Figure contents as structured data
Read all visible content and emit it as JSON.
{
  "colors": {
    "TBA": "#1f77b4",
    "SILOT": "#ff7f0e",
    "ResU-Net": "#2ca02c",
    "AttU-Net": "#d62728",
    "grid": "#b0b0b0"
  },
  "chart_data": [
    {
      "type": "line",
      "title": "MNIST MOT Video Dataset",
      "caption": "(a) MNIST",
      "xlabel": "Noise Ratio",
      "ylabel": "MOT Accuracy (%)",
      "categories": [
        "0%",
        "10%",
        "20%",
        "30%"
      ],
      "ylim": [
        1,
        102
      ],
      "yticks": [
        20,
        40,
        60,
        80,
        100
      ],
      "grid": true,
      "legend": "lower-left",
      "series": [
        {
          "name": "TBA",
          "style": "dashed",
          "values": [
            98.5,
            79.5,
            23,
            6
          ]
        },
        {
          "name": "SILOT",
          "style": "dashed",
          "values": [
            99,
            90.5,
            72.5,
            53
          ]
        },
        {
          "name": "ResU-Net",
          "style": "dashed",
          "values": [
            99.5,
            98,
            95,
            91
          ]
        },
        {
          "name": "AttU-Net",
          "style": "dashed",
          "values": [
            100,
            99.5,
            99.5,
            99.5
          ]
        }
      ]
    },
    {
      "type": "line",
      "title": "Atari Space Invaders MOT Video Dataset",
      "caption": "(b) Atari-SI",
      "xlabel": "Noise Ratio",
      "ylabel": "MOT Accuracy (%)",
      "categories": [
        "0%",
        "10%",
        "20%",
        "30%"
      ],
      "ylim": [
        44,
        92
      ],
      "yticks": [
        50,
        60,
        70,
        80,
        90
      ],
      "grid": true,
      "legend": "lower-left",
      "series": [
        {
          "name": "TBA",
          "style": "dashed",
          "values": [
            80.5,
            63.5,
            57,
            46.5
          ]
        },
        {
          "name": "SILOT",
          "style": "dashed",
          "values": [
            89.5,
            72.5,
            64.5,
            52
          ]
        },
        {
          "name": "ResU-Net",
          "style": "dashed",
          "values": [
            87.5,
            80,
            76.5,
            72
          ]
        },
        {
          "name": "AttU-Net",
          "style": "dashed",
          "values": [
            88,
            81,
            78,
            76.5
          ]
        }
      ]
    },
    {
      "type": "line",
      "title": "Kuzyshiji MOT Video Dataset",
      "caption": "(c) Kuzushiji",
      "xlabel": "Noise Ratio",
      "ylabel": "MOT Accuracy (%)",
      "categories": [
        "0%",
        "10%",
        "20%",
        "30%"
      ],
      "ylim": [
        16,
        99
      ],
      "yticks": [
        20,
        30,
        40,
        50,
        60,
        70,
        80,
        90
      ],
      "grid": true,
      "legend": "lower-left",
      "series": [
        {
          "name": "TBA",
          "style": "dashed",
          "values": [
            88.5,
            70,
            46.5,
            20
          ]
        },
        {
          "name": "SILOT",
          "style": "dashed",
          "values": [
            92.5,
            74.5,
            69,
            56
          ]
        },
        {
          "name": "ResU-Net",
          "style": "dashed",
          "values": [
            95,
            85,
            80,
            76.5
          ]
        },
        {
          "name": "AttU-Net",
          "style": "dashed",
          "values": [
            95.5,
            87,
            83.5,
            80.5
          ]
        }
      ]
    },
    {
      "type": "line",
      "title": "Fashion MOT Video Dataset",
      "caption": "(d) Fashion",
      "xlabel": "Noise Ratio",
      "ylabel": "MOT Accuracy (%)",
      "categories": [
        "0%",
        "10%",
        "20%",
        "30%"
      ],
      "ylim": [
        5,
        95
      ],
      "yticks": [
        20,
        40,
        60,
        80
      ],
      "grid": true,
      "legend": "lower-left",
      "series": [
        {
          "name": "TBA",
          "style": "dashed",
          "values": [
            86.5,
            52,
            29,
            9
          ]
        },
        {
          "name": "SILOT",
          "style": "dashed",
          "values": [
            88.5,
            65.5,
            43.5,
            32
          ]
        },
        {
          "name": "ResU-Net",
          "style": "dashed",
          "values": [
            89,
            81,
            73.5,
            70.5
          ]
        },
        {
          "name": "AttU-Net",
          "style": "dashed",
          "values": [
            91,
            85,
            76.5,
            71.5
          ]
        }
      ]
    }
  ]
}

*WORK INSTRUCTIONS*. Transcribe all the entries, keeping each one exactly as it is.

*RESPONSE*.
Read all visible content and emit it as JSON.
{
  "colors": {
    "TBA": "#1f77b4",
    "SILOT": "#ff7f0e",
    "ResU-Net": "#2ca02c",
    "AttU-Net": "#d62728",
    "grid": "#b0b0b0"
  },
  "chart_data": [
    {
      "type": "line",
      "title": "MNIST MOT Video Dataset",
      "caption": "(a) MNIST",
      "xlabel": "Noise Ratio",
      "ylabel": "MOT Accuracy (%)",
      "categories": [
        "0%",
        "10%",
        "20%",
        "30%"
      ],
      "ylim": [
        1,
        102
      ],
      "yticks": [
        20,
        40,
        60,
        80,
        100
      ],
      "grid": true,
      "legend": "lower-left",
      "series": [
        {
          "name": "TBA",
          "style": "dashed",
          "values": [
            98.5,
            79.5,
            23,
            6
          ]
        },
        {
          "name": "SILOT",
          "style": "dashed",
          "values": [
            99,
            90.5,
            72.5,
            53
          ]
        },
        {
          "name": "ResU-Net",
          "style": "dashed",
          "values": [
            99.5,
            98,
            95,
            91
          ]
        },
        {
          "name": "AttU-Net",
          "style": "dashed",
          "values": [
            100,
            99.5,
            99.5,
            99.5
          ]
        }
      ]
    },
    {
      "type": "line",
      "title": "Atari Space Invaders MOT Video Dataset",
      "caption": "(b) Atari-SI",
      "xlabel": "Noise Ratio",
      "ylabel": "MOT Accuracy (%)",
      "categories": [
        "0%",
        "10%",
        "20%",
        "30%"
      ],
      "ylim": [
        44,
        92
      ],
      "yticks": [
        50,
        60,
        70,
        80,
        90
      ],
      "grid": true,
      "legend": "lower-left",
      "series": [
        {
          "name": "TBA",
          "style": "dashed",
          "values": [
            80.5,
            63.5,
            57,
            46.5
          ]
        },
        {
          "name": "SILOT",
          "style": "dashed",
          "values": [
            89.5,
            72.5,
            64.5,
            52
          ]
        },
        {
          "name": "ResU-Net",
          "style": "dashed",
          "values": [
            87.5,
            80,
            76.5,
            72
          ]
        },
        {
          "name": "AttU-Net",
          "style": "dashed",
          "values": [
            88,
            81,
            78,
            76.5
          ]
        }
      ]
    },
    {
      "type": "line",
      "title": "Kuzyshiji MOT Video Dataset",
      "caption": "(c) Kuzushiji",
      "xlabel": "Noise Ratio",
      "ylabel": "MOT Accuracy (%)",
      "categories": [
        "0%",
        "10%",
        "20%",
        "30%"
      ],
      "ylim": [
        16,
        99
      ],
      "yticks": [
        20,
        30,
        40,
        50,
        60,
        70,
        80,
        90
      ],
      "grid": true,
      "legend": "lower-left",
      "series": [
        {
          "name": "TBA",
          "style": "dashed",
          "values": [
            88.5,
            70,
            46.5,
            20
          ]
        },
        {
          "name": "SILOT",
          "style": "dashed",
          "values": [
            92.5,
            74.5,
            69,
            56
          ]
        },
        {
          "name": "ResU-Net",
          "style": "dashed",
          "values": [
            95,
            85,
            80,
            76.5
          ]
        },
        {
          "name": "AttU-Net",
          "style": "dashed",
          "values": [
            95.5,
            87,
            83.5,
            80.5
          ]
        }
      ]
    },
    {
      "type": "line",
      "title": "Fashion MOT Video Dataset",
      "caption": "(d) Fashion",
      "xlabel": "Noise Ratio",
      "ylabel": "MOT Accuracy (%)",
      "categories": [
        "0%",
        "10%",
        "20%",
        "30%"
      ],
      "ylim": [
        5,
        95
      ],
      "yticks": [
        20,
        40,
        60,
        80
      ],
      "grid": true,
      "legend": "lower-left",
      "series": [
        {
          "name": "TBA",
          "style": "dashed",
          "values": [
            86.5,
            52,
            29,
            9
          ]
        },
        {
          "name": "SILOT",
          "style": "dashed",
          "values": [
            88.5,
            65.5,
            43.5,
            32
          ]
        },
        {
          "name": "ResU-Net",
          "style": "dashed",
          "values": [
            89,
            81,
            73.5,
            70.5
          ]
        },
        {
          "name": "AttU-Net",
          "style": "dashed",
          "values": [
            91,
            85,
            76.5,
            71.5
          ]
        }
      ]
    }
  ]
}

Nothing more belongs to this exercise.